Rows from a dataset

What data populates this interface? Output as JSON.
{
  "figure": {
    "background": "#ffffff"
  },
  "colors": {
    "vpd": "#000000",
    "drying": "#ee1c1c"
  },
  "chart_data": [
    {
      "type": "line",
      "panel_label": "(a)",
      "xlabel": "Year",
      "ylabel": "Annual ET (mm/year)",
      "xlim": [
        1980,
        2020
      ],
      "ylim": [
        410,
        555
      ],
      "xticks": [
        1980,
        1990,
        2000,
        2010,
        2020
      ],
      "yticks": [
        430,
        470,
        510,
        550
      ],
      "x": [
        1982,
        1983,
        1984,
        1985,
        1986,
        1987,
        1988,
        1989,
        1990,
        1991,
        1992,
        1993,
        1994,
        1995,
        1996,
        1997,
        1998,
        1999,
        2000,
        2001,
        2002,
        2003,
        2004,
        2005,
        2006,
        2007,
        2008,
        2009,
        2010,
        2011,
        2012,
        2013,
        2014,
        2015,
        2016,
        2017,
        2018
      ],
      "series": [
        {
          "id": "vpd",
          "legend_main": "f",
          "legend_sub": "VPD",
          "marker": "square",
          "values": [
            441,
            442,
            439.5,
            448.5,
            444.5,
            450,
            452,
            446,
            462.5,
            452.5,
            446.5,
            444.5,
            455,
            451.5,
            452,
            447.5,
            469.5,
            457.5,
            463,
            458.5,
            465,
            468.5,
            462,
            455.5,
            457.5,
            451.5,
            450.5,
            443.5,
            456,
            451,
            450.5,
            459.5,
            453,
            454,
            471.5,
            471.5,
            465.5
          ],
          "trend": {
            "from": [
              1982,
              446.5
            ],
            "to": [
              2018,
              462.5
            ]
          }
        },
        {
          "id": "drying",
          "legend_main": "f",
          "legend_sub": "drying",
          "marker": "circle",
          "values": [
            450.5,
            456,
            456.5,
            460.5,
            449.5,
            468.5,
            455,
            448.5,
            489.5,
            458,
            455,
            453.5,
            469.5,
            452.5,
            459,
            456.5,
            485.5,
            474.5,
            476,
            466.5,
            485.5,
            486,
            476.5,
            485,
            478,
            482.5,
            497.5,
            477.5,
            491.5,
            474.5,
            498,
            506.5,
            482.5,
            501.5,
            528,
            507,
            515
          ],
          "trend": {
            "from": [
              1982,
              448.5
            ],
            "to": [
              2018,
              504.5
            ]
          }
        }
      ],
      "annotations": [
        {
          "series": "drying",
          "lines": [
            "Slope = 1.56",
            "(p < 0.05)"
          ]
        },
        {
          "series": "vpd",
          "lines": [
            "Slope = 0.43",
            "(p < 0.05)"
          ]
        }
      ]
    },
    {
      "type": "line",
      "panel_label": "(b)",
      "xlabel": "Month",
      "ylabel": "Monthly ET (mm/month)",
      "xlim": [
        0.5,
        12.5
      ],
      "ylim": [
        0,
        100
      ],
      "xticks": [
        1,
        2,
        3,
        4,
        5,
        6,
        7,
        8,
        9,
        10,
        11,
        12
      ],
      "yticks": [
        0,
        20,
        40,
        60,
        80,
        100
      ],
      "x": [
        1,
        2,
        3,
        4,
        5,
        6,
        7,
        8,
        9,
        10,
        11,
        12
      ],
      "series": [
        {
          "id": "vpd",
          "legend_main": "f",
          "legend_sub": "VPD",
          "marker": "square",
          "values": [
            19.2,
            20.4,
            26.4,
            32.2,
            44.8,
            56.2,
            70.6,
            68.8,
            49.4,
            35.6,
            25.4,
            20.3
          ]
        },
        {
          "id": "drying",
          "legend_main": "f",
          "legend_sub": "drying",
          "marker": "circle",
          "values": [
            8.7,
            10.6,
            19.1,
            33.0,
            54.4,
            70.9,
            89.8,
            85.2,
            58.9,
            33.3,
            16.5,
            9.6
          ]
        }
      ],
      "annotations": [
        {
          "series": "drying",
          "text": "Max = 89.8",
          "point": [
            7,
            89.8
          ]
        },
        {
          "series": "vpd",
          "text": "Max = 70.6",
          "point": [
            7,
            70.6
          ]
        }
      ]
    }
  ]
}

* [WRITTEN PROBLEM]: Please return the data above exactly as given.

* [EXERCISE SOLUTION]:
What data populates this interface? Output as JSON.
{
  "figure": {
    "background": "#ffffff"
  },
  "colors": {
    "vpd": "#000000",
    "drying": "#ee1c1c"
  },
  "chart_data": [
    {
      "type": "line",
      "panel_label": "(a)",
      "xlabel": "Year",
      "ylabel": "Annual ET (mm/year)",
      "xlim": [
        1980,
        2020
      ],
      "ylim": [
        410,
        555
      ],
      "xticks": [
        1980,
        1990,
        2000,
        2010,
        2020
      ],
      "yticks": [
        430,
        470,
        510,
        550
      ],
      "x": [
        1982,
        1983,
        1984,
        1985,
        1986,
        1987,
        1988,
        1989,
        1990,
        1991,
        1992,
        1993,
        1994,
        1995,
        1996,
        1997,
        1998,
        1999,
        2000,
        2001,
        2002,
        2003,
        2004,
        2005,
        2006,
        2007,
        2008,
        2009,
        2010,
        2011,
        2012,
        2013,
        2014,
        2015,
        2016,
        2017,
        2018
      ],
      "series": [
        {
          "id": "vpd",
          "legend_main": "f",
          "legend_sub": "VPD",
          "marker": "square",
          "values": [
            441,
            442,
            439.5,
            448.5,
            444.5,
            450,
            452,
            446,
            462.5,
            452.5,
            446.5,
            444.5,
            455,
            451.5,
            452,
            447.5,
            469.5,
            457.5,
            463,
            458.5,
            465,
            468.5,
            462,
            455.5,
            457.5,
            451.5,
            450.5,
            443.5,
            456,
            451,
            450.5,
            459.5,
            453,
            454,
            471.5,
            471.5,
            465.5
          ],
          "trend": {
            "from": [
              1982,
              446.5
            ],
            "to": [
              2018,
              462.5
            ]
          }
        },
        {
          "id": "drying",
          "legend_main": "f",
          "legend_sub": "drying",
          "marker": "circle",
          "values": [
            450.5,
            456,
            456.5,
            460.5,
            449.5,
            468.5,
            455,
            448.5,
            489.5,
            458,
            455,
            453.5,
            469.5,
            452.5,
            459,
            456.5,
            485.5,
            474.5,
            476,
            466.5,
            485.5,
            486,
            476.5,
            485,
            478,
            482.5,
            497.5,
            477.5,
            491.5,
            474.5,
            498,
            506.5,
            482.5,
            501.5,
            528,
            507,
            515
          ],
          "trend": {
            "from": [
              1982,
              448.5
            ],
            "to": [
              2018,
              504.5
            ]
          }
        }
      ],
      "annotations": [
        {
          "series": "drying",
          "lines": [
            "Slope = 1.56",
            "(p < 0.05)"
          ]
        },
        {
          "series": "vpd",
          "lines": [
            "Slope = 0.43",
            "(p < 0.05)"
          ]
        }
      ]
    },
    {
      "type": "line",
      "panel_label": "(b)",
      "xlabel": "Month",
      "ylabel": "Monthly ET (mm/month)",
      "xlim": [
        0.5,
        12.5
      ],
      "ylim": [
        0,
        100
      ],
      "xticks": [
        1,
        2,
        3,
        4,
        5,
        6,
        7,
        8,
        9,
        10,
        11,
        12
      ],
      "yticks": [
        0,
        20,
        40,
        60,
        80,
        100
      ],
      "x": [
        1,
        2,
        3,
        4,
        5,
        6,
        7,
        8,
        9,
        10,
        11,
        12
      ],
      "series": [
        {
          "id": "vpd",
          "legend_main": "f",
          "legend_sub": "VPD",
          "marker": "square",
          "values": [
            19.2,
            20.4,
            26.4,
            32.2,
            44.8,
            56.2,
            70.6,
            68.8,
            49.4,
            35.6,
            25.4,
            20.3
          ]
        },
        {
          "id": "drying",
          "legend_main": "f",
          "legend_sub": "drying",
          "marker": "circle",
          "values": [
            8.7,
            10.6,
            19.1,
            33.0,
            54.4,
            70.9,
            89.8,
            85.2,
            58.9,
            33.3,
            16.5,
            9.6
          ]
        }
      ],
      "annotations": [
        {
          "series": "drying",
          "text": "Max = 89.8",
          "point": [
            7,
            89.8
          ]
        },
        {
          "series": "vpd",
          "text": "Max = 70.6",
          "point": [
            7,
            70.6
          ]
        }
      ]
    }
  ]
}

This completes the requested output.